**AIM OF THE TASK**
Find the word "Monatl" in the material below and gather every line that contains it.
>> START
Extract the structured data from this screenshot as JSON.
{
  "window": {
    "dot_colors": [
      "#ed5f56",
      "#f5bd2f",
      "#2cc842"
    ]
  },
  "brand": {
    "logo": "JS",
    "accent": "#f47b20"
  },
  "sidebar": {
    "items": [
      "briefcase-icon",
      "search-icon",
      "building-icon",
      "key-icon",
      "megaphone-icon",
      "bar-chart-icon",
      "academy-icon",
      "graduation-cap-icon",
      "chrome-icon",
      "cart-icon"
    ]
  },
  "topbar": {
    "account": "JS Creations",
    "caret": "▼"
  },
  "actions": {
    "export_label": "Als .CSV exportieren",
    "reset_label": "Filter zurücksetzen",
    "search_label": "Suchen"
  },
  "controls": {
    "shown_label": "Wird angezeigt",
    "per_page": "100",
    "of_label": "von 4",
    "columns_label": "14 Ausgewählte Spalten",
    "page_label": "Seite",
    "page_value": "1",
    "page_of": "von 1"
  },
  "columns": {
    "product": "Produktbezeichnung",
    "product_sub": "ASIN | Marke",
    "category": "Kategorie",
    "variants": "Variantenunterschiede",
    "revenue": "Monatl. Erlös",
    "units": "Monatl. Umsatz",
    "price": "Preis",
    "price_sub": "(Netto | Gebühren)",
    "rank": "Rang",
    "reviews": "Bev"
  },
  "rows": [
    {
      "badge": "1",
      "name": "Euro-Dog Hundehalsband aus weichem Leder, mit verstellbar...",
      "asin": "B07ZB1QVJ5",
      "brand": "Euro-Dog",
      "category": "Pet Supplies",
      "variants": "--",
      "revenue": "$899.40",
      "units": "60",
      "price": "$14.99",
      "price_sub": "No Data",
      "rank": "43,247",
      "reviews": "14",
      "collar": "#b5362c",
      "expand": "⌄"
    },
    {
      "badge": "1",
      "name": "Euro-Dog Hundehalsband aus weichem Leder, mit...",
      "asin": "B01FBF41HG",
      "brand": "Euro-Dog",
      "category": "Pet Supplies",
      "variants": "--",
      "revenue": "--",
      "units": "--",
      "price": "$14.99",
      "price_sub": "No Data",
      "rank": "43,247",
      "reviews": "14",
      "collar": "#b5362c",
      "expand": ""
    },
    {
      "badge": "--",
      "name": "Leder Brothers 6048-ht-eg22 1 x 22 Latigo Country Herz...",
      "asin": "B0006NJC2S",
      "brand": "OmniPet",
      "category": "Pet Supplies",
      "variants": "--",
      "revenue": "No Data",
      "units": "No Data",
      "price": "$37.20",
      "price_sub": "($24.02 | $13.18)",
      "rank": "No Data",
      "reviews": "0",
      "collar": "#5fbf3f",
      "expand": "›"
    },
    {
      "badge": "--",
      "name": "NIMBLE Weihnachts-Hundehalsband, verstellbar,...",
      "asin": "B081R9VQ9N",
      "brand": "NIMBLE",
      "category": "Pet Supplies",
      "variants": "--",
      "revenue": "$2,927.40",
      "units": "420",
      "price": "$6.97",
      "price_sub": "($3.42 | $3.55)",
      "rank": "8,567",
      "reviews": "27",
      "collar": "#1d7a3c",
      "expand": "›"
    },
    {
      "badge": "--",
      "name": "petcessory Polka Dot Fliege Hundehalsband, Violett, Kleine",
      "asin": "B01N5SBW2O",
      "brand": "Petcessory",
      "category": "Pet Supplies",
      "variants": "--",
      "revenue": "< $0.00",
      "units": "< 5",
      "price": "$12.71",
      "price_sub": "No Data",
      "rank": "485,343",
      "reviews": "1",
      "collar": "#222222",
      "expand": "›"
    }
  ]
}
>> END
**ANSWER TO THIS TASK**
    "revenue": "Monatl. Erlös",
    "units": "Monatl. Umsatz",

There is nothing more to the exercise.